What to do:
1 - For the forum thread about natural enclosure setups, decide whether each statement agrees with it. (a) Every decoration in the setups is natural, with no exceptions. (b) Nonnack uses materials found in the local area. (c) Nightstalker47 thinks the avic needs less cover. Answer each with yes or no and quote the deciding words from the thread.
2 - In the forum thread about natural enclosure setups, which decoration does Nonnack identify as fake?
3 - Carry the forum thread about natural enclosure setups forward from its last post.

=== Document text ===

# Few natural setups.



## Nonnack (Mar 24, 2018)

I just made some rehouses. I made few pics I want to share. All decorations are 100% natural (except big stone in hamorii enclosure, which is fake). Hope you like it.

Reactions: Like 16 | Love 1


----------



## RonnyT (Mar 24, 2018)

Nonnack said:


> I just made some rehouses. I made few pics I want to share. All decorations are 100% natural (except big stone in hamorii enclosure, which is fake). Hope you like it.


Wow they look awesome!

Reactions: Like 1


----------



## Nonnack (Mar 24, 2018)

Thanks!


----------



## MetalMan2004 (Mar 24, 2018)

They look good!  What exactly do you mean by “natural.”  You got everything from outside, or tried to replicate their natural environment?  Regardless I like them.


----------



## Nightstalker47 (Mar 24, 2018)

They look good man, but there's lots of unnecessary clutter IMO, especially the terrestrial enclosures. The avic could use some more cover as well.

Just some constructive criticism.


----------



## Nonnack (Mar 24, 2018)

MetalMan2004 said:


> You got everything from outside, or tried to replicate their natural environment?


Both I try to make is similar to to their natural habitat, and I use stuff I find in my area. I live in country so it is easy to find nice looking decorations.

Reactions: Like 1


----------



## Nonnack (Mar 24, 2018)

Nightstalker47 said:


> but there's lots of unnecessary clutter IMO


Ofc, just substrate and hide will do. But I want to make it look nice and natural.

=== Records supplied ===

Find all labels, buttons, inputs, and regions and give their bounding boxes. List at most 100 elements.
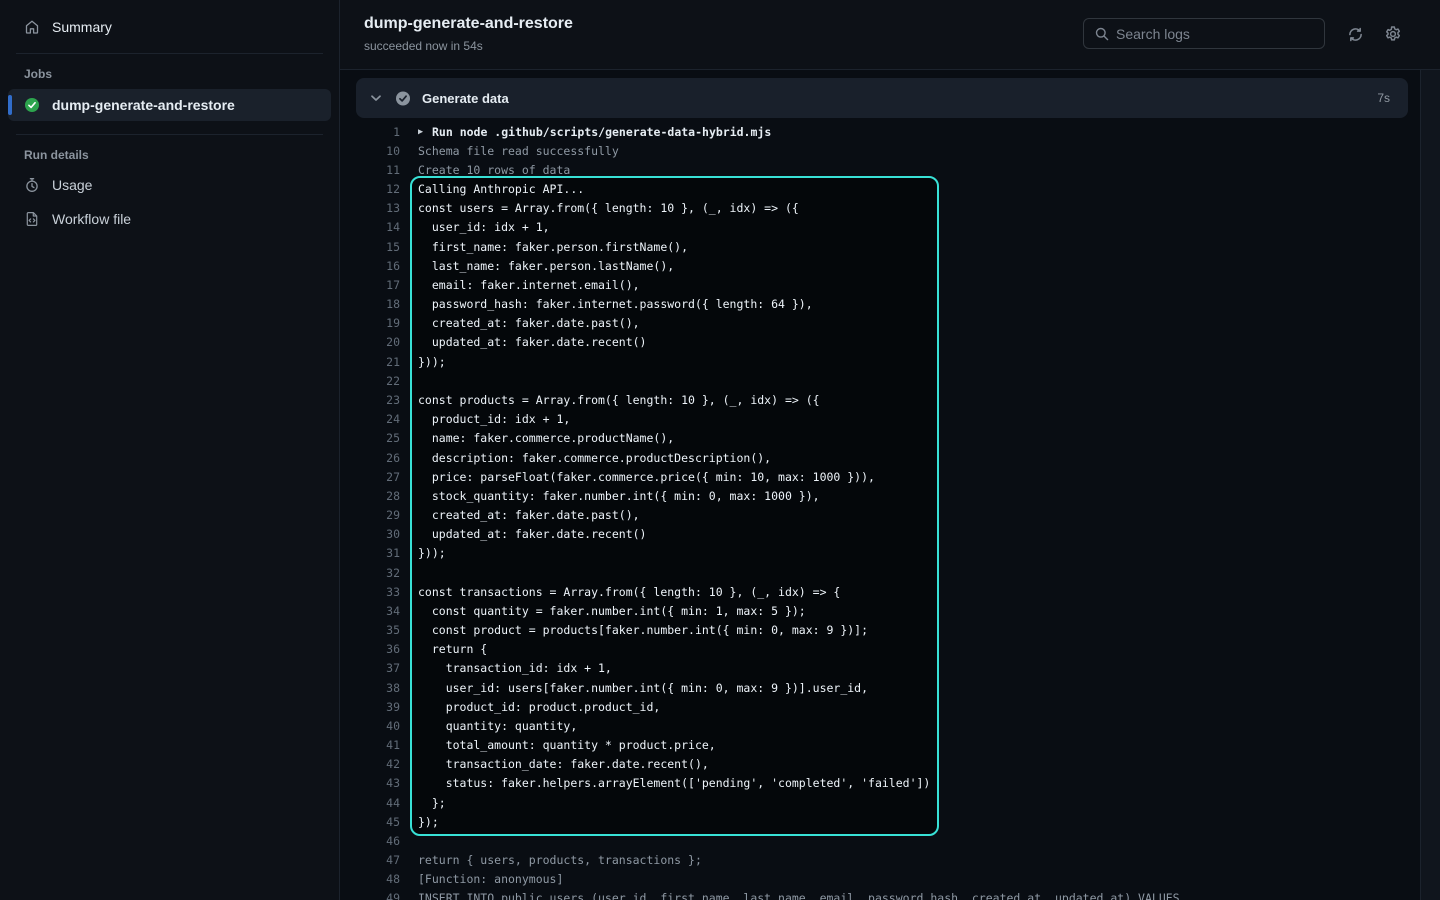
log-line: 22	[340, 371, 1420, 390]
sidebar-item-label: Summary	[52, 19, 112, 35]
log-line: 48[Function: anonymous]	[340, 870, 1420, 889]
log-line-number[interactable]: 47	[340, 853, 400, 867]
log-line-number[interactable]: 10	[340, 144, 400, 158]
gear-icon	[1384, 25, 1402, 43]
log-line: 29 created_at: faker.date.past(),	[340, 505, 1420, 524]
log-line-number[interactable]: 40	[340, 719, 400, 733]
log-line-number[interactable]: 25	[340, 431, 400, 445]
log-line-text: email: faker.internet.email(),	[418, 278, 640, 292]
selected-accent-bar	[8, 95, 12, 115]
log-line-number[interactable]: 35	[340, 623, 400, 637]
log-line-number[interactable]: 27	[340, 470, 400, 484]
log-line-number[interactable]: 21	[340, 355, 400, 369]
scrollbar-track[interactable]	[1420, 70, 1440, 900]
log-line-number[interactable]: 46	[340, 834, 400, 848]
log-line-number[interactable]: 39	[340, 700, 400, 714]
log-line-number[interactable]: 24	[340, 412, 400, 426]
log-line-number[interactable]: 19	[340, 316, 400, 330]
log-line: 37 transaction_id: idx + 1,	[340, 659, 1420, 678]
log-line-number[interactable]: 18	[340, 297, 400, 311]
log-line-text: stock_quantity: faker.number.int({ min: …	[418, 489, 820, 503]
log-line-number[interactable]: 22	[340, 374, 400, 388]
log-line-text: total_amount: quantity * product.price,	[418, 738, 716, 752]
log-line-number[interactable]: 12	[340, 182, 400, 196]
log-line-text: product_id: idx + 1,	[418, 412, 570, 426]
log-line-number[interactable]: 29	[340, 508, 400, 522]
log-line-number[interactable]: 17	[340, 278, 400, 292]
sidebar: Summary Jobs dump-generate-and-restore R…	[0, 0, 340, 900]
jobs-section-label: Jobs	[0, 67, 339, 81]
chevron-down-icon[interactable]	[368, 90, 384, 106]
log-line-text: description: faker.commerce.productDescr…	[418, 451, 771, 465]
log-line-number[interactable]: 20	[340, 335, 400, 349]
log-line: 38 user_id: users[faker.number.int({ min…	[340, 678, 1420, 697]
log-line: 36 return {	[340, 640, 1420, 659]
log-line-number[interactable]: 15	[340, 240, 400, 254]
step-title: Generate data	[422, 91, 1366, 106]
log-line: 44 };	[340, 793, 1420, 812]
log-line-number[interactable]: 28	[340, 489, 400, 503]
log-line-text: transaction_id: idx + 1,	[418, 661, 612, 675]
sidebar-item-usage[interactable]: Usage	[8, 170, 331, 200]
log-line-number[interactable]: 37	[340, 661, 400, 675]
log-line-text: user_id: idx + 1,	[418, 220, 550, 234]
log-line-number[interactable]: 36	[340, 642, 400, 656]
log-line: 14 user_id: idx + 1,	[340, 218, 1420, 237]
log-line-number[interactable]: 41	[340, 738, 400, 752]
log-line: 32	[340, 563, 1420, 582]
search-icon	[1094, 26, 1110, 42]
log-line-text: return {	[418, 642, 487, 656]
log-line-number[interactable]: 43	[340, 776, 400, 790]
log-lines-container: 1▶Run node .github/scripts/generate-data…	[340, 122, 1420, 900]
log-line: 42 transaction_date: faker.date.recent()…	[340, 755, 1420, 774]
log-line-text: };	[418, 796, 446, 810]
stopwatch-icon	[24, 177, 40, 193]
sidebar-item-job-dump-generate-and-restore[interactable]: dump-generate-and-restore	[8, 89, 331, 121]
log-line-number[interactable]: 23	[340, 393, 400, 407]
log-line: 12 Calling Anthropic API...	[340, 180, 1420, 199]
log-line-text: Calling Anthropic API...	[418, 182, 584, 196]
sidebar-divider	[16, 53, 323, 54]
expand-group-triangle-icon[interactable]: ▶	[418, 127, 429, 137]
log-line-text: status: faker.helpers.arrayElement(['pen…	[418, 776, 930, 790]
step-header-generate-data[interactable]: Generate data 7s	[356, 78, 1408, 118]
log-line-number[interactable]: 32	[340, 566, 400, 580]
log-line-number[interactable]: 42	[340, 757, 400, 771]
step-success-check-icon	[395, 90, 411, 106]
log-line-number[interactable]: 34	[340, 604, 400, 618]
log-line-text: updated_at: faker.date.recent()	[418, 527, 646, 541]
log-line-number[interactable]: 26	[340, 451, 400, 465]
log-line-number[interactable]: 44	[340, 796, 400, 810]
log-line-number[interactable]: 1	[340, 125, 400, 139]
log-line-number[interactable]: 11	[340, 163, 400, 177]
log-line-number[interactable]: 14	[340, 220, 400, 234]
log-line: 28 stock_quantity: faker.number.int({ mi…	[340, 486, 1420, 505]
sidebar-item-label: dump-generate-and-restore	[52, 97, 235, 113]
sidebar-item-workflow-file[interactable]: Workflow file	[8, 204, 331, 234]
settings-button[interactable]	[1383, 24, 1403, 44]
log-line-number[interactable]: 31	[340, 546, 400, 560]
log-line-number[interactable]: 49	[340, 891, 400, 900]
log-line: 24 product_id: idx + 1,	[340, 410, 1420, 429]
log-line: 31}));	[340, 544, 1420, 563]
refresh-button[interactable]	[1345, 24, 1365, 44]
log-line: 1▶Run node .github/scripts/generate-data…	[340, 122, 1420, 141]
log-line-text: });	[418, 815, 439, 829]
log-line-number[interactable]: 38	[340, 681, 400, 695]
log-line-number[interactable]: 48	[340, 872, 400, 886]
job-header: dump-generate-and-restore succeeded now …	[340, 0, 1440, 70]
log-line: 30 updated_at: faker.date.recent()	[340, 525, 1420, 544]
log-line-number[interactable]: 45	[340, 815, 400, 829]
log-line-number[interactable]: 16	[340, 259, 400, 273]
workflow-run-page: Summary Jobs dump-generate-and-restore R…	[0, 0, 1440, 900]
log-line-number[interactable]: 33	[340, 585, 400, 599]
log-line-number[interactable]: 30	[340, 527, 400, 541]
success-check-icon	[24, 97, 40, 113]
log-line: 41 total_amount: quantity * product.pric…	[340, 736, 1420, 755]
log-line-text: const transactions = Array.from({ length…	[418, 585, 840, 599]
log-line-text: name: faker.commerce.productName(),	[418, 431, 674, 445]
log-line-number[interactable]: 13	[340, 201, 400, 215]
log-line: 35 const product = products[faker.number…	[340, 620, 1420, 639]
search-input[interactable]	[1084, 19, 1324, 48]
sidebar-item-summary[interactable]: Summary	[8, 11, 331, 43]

===
=== Records supplied ===

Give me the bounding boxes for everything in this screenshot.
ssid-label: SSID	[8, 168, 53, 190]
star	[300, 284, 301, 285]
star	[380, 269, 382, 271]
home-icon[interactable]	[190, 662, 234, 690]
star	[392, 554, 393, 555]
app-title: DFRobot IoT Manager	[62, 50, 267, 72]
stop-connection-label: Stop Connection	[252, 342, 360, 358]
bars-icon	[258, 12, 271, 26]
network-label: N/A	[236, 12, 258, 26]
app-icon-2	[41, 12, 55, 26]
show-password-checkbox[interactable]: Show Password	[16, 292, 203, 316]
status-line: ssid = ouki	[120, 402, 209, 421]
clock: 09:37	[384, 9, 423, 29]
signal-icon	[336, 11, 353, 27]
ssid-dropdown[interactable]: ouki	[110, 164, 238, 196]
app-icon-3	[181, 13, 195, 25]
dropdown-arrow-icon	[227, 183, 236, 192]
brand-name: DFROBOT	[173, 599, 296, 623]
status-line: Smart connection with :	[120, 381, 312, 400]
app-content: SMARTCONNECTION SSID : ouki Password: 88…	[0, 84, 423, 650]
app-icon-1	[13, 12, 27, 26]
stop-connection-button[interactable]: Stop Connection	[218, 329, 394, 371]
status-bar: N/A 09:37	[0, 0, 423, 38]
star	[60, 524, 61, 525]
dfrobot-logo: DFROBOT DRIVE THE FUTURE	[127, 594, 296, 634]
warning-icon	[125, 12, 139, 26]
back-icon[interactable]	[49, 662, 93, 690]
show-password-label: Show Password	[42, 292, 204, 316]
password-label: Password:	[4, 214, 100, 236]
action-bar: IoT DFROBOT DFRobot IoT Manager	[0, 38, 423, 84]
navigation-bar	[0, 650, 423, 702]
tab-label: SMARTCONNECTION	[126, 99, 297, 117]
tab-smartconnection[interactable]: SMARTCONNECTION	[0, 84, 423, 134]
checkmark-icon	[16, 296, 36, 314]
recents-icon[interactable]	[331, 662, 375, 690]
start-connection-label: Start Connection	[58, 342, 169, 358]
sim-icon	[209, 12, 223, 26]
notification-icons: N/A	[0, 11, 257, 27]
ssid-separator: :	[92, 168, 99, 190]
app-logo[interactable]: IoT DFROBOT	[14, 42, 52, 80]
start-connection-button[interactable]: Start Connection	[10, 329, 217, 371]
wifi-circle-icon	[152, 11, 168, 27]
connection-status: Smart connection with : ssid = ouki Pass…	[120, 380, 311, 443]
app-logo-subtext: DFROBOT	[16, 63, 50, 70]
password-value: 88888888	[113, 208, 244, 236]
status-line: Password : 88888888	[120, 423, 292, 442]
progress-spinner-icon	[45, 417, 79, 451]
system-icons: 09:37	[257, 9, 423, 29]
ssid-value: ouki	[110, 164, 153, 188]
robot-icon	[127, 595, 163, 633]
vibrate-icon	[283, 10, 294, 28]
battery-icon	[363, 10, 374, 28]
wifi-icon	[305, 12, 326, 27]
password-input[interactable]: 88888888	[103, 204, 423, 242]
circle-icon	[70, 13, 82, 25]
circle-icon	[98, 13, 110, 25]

===

Answers to the problems:
1 -
(a) No: "All decorations are 100% natural (except big stone in hamorii enclosure, which is fake)."
(b) Yes: "I use stuff I find in my area."
(c) No: "The avic could use some more cover as well."

2 - The big stone in the hamorii enclosure.

3 -
Reactions: Like 2


----------



## Mychajlo (Mar 24, 2018)

Nonnack said:


> I just made some rehouses. I made few pics I want to share. All decorations are 100% natural (except big stone in hamorii enclosure, which is fake). Hope you like it.


Absolutely love this, I have always thought natural enclosures looked better than “artificial habitats” great job!

Reactions: Like 1


----------



## NukaMedia Exotics (Mar 26, 2018)

Love it, the first and last enclosures especially look straight out of the wilderness.

Reactions: Like 1


----------



## PetrZ (Mar 26, 2018)

Nonnack said:


> I just made some rehouses. I made few pics I want to share. All decorations are 100% natural (except big stone in hamorii enclosure, which is fake). Hope you like it.



Nice to see that some people still have good taste   No plastic inside, no straight cuts...  Great.

Reactions: Like 1


----------



## Nonnack (Mar 31, 2018)

I wanted to edit first post, but it looks like its impossible. Anyway yesterday I made another enclosure for M. balfouri.

Reactions: Like 5


----------



## Ungoliant (Mar 31, 2018)

Nonnack said:


> I wanted to edit first post, but it looks like its impossible.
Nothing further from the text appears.